» Given request
Gather up all lines that carry the word "ylabel".

» Provided information
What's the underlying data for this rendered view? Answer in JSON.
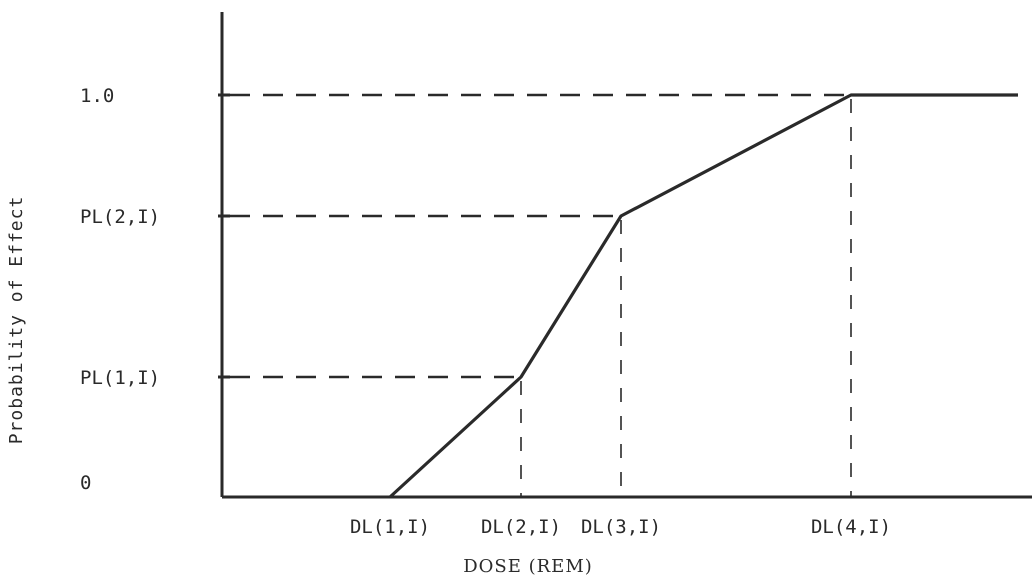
{
  "chart_data": {
    "type": "line",
    "xlabel": "DOSE (REM)",
    "ylabel": "Probability of Effect",
    "x_ticks": [
      "DL(1,I)",
      "DL(2,I)",
      "DL(3,I)",
      "DL(4,I)"
    ],
    "y_ticks": [
      "0",
      "PL(1,I)",
      "PL(2,I)",
      "1.0"
    ],
    "series": [
      {
        "points": [
          {
            "x": "DL(1,I)",
            "y": "0"
          },
          {
            "x": "DL(2,I)",
            "y": "PL(1,I)"
          },
          {
            "x": "DL(3,I)",
            "y": "PL(2,I)"
          },
          {
            "x": "DL(4,I)",
            "y": "1.0"
          }
        ],
        "continues_flat_after_last_point": true
      }
    ],
    "guide_lines": "dashed lines from y-axis to each breakpoint and from each breakpoint down to x-axis",
    "grid": false,
    "legend": "none"
  }
}
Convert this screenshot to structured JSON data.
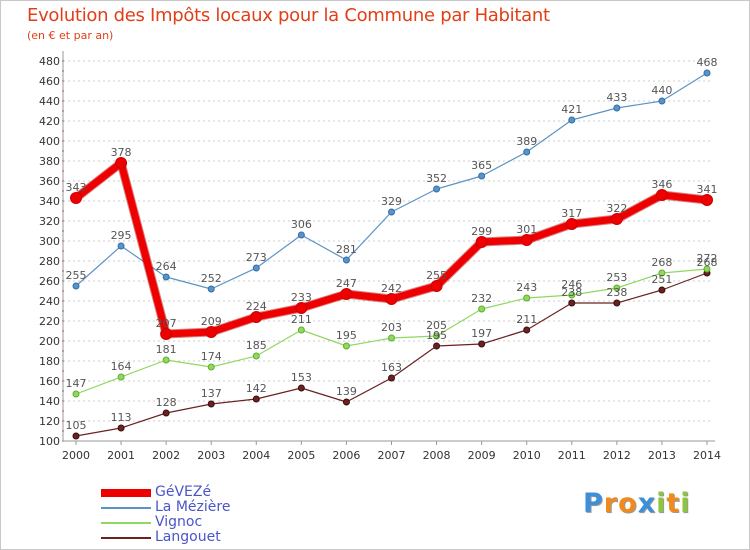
{
  "chart_data": {
    "type": "line",
    "title": "Evolution des Impôts locaux pour la Commune par Habitant",
    "subtitle": "(en € et par an)",
    "xlabel": "",
    "ylabel": "",
    "x": [
      "2000",
      "2001",
      "2002",
      "2003",
      "2004",
      "2005",
      "2006",
      "2007",
      "2008",
      "2009",
      "2010",
      "2011",
      "2012",
      "2013",
      "2014"
    ],
    "ylim": [
      100,
      480
    ],
    "yticks": [
      100,
      120,
      140,
      160,
      180,
      200,
      220,
      240,
      260,
      280,
      300,
      320,
      340,
      360,
      380,
      400,
      420,
      440,
      460,
      480
    ],
    "grid": "horizontal dashed",
    "legend_position": "bottom-left",
    "series": [
      {
        "name": "GéVEZé",
        "color": "#ee0000",
        "values": [
          343,
          378,
          207,
          209,
          224,
          233,
          247,
          242,
          255,
          299,
          301,
          317,
          322,
          346,
          341
        ]
      },
      {
        "name": "La Mézière",
        "color": "#5b93c7",
        "values": [
          255,
          295,
          264,
          252,
          273,
          306,
          281,
          329,
          352,
          365,
          389,
          421,
          433,
          440,
          468
        ]
      },
      {
        "name": "Vignoc",
        "color": "#90d860",
        "values": [
          147,
          164,
          181,
          174,
          185,
          211,
          195,
          203,
          205,
          232,
          243,
          246,
          253,
          268,
          272
        ]
      },
      {
        "name": "Langouet",
        "color": "#6b2222",
        "values": [
          105,
          113,
          128,
          137,
          142,
          153,
          139,
          163,
          195,
          197,
          211,
          238,
          238,
          251,
          268
        ]
      }
    ]
  },
  "logo": {
    "letters": [
      "P",
      "r",
      "o",
      "x",
      "i",
      "t",
      "i"
    ],
    "colors": [
      "#3d8fd8",
      "#f08a1c",
      "#f08a1c",
      "#3d8fd8",
      "#8cc63f",
      "#f08a1c",
      "#8cc63f"
    ]
  }
}
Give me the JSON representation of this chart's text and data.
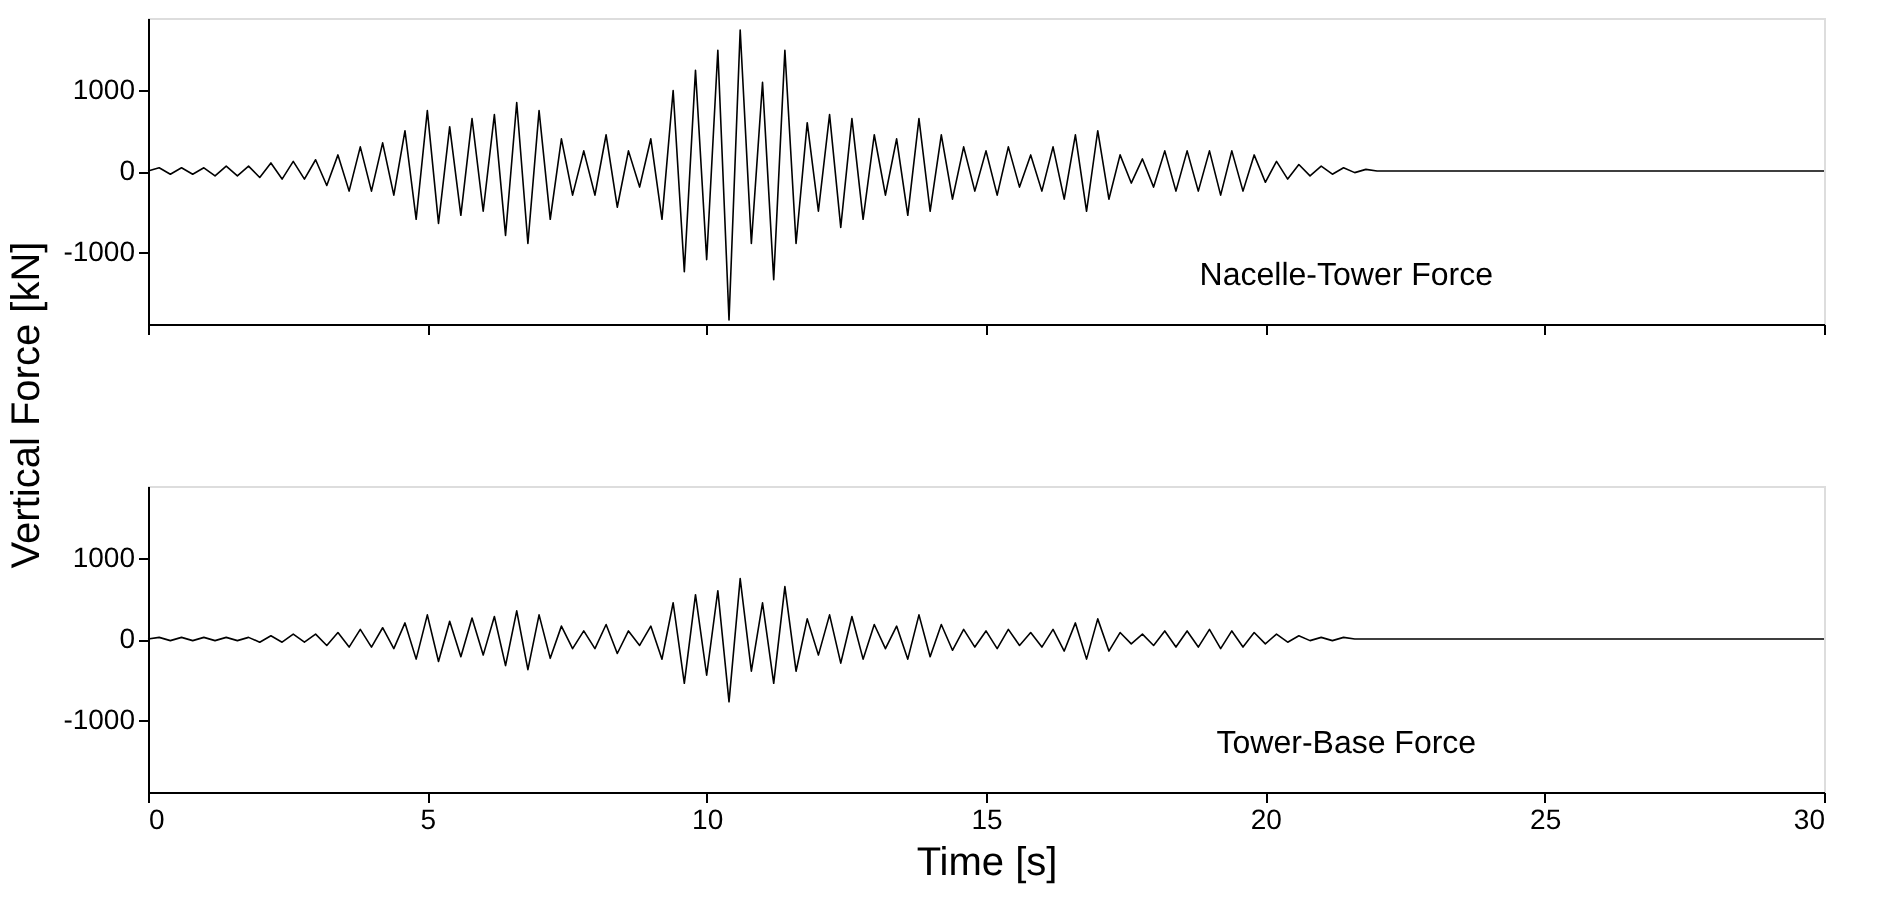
{
  "chart_data": [
    {
      "type": "line",
      "ylabel": "Vertical Force [kN]",
      "annotations": [
        "Nacelle-Tower Force"
      ],
      "tick_labels": "y",
      "grid": false,
      "x": [
        0,
        0.2,
        0.4,
        0.6,
        0.8,
        1.0,
        1.2,
        1.4,
        1.6,
        1.8,
        2.0,
        2.2,
        2.4,
        2.6,
        2.8,
        3.0,
        3.2,
        3.4,
        3.6,
        3.8,
        4.0,
        4.2,
        4.4,
        4.6,
        4.8,
        5.0,
        5.2,
        5.4,
        5.6,
        5.8,
        6.0,
        6.2,
        6.4,
        6.6,
        6.8,
        7.0,
        7.2,
        7.4,
        7.6,
        7.8,
        8.0,
        8.2,
        8.4,
        8.6,
        8.8,
        9.0,
        9.2,
        9.4,
        9.6,
        9.8,
        10.0,
        10.2,
        10.4,
        10.6,
        10.8,
        11.0,
        11.2,
        11.4,
        11.6,
        11.8,
        12.0,
        12.2,
        12.4,
        12.6,
        12.8,
        13.0,
        13.2,
        13.4,
        13.6,
        13.8,
        14.0,
        14.2,
        14.4,
        14.6,
        14.8,
        15.0,
        15.2,
        15.4,
        15.6,
        15.8,
        16.0,
        16.2,
        16.4,
        16.6,
        16.8,
        17.0,
        17.2,
        17.4,
        17.6,
        17.8,
        18.0,
        18.2,
        18.4,
        18.6,
        18.8,
        19.0,
        19.2,
        19.4,
        19.6,
        19.8,
        20.0,
        20.2,
        20.4,
        20.6,
        20.8,
        21.0,
        21.2,
        21.4,
        21.6,
        21.8,
        22.0,
        30
      ],
      "series": [
        {
          "color": "#000000",
          "values": [
            0,
            40,
            -40,
            40,
            -40,
            40,
            -60,
            60,
            -60,
            60,
            -80,
            100,
            -100,
            120,
            -100,
            140,
            -180,
            200,
            -250,
            300,
            -250,
            350,
            -300,
            500,
            -600,
            750,
            -650,
            550,
            -550,
            650,
            -500,
            700,
            -800,
            850,
            -900,
            750,
            -600,
            400,
            -300,
            250,
            -300,
            450,
            -450,
            250,
            -200,
            400,
            -600,
            1000,
            -1250,
            1250,
            -1100,
            1500,
            -1850,
            1750,
            -900,
            1100,
            -1350,
            1500,
            -900,
            600,
            -500,
            700,
            -700,
            650,
            -600,
            450,
            -300,
            400,
            -550,
            650,
            -500,
            450,
            -350,
            300,
            -250,
            250,
            -300,
            300,
            -200,
            200,
            -250,
            300,
            -350,
            450,
            -500,
            500,
            -350,
            200,
            -150,
            150,
            -200,
            250,
            -250,
            250,
            -250,
            250,
            -300,
            250,
            -250,
            200,
            -140,
            120,
            -100,
            80,
            -60,
            60,
            -40,
            40,
            -20,
            20,
            0,
            0
          ]
        }
      ],
      "xlim": [
        0,
        30
      ],
      "xticks": [
        0,
        5,
        10,
        15,
        20,
        25,
        30
      ],
      "ylim": [
        -1900,
        1900
      ],
      "yticks": [
        -1000,
        0,
        1000
      ]
    },
    {
      "type": "line",
      "xlabel": "Time [s]",
      "annotations": [
        "Tower-Base Force"
      ],
      "grid": false,
      "x": [
        0,
        0.2,
        0.4,
        0.6,
        0.8,
        1.0,
        1.2,
        1.4,
        1.6,
        1.8,
        2.0,
        2.2,
        2.4,
        2.6,
        2.8,
        3.0,
        3.2,
        3.4,
        3.6,
        3.8,
        4.0,
        4.2,
        4.4,
        4.6,
        4.8,
        5.0,
        5.2,
        5.4,
        5.6,
        5.8,
        6.0,
        6.2,
        6.4,
        6.6,
        6.8,
        7.0,
        7.2,
        7.4,
        7.6,
        7.8,
        8.0,
        8.2,
        8.4,
        8.6,
        8.8,
        9.0,
        9.2,
        9.4,
        9.6,
        9.8,
        10.0,
        10.2,
        10.4,
        10.6,
        10.8,
        11.0,
        11.2,
        11.4,
        11.6,
        11.8,
        12.0,
        12.2,
        12.4,
        12.6,
        12.8,
        13.0,
        13.2,
        13.4,
        13.6,
        13.8,
        14.0,
        14.2,
        14.4,
        14.6,
        14.8,
        15.0,
        15.2,
        15.4,
        15.6,
        15.8,
        16.0,
        16.2,
        16.4,
        16.6,
        16.8,
        17.0,
        17.2,
        17.4,
        17.6,
        17.8,
        18.0,
        18.2,
        18.4,
        18.6,
        18.8,
        19.0,
        19.2,
        19.4,
        19.6,
        19.8,
        20.0,
        20.2,
        20.4,
        20.6,
        20.8,
        21.0,
        21.2,
        21.4,
        21.6,
        21.8,
        22.0,
        30
      ],
      "series": [
        {
          "color": "#000000",
          "values": [
            0,
            20,
            -20,
            20,
            -20,
            20,
            -20,
            20,
            -20,
            20,
            -40,
            40,
            -40,
            60,
            -40,
            60,
            -80,
            80,
            -100,
            120,
            -100,
            140,
            -120,
            200,
            -250,
            300,
            -280,
            220,
            -220,
            260,
            -200,
            280,
            -330,
            350,
            -380,
            300,
            -240,
            160,
            -120,
            100,
            -120,
            180,
            -180,
            100,
            -80,
            160,
            -250,
            450,
            -550,
            550,
            -450,
            600,
            -780,
            750,
            -400,
            450,
            -550,
            650,
            -400,
            250,
            -200,
            300,
            -300,
            280,
            -250,
            180,
            -120,
            160,
            -250,
            300,
            -220,
            180,
            -140,
            120,
            -100,
            100,
            -120,
            120,
            -80,
            80,
            -100,
            120,
            -150,
            200,
            -250,
            250,
            -150,
            80,
            -60,
            60,
            -80,
            100,
            -100,
            100,
            -100,
            120,
            -120,
            100,
            -100,
            80,
            -60,
            60,
            -40,
            40,
            -20,
            20,
            -20,
            20,
            0,
            0,
            0,
            0
          ]
        }
      ],
      "xlim": [
        0,
        30
      ],
      "xticks": [
        0,
        5,
        10,
        15,
        20,
        25,
        30
      ],
      "ylim": [
        -1900,
        1900
      ],
      "yticks": [
        -1000,
        0,
        1000
      ]
    }
  ]
}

» Task result
    "ylabel": "Probability of Effect",
    "ylabel": "",
      "ylabel": "Vertical Force [kN]",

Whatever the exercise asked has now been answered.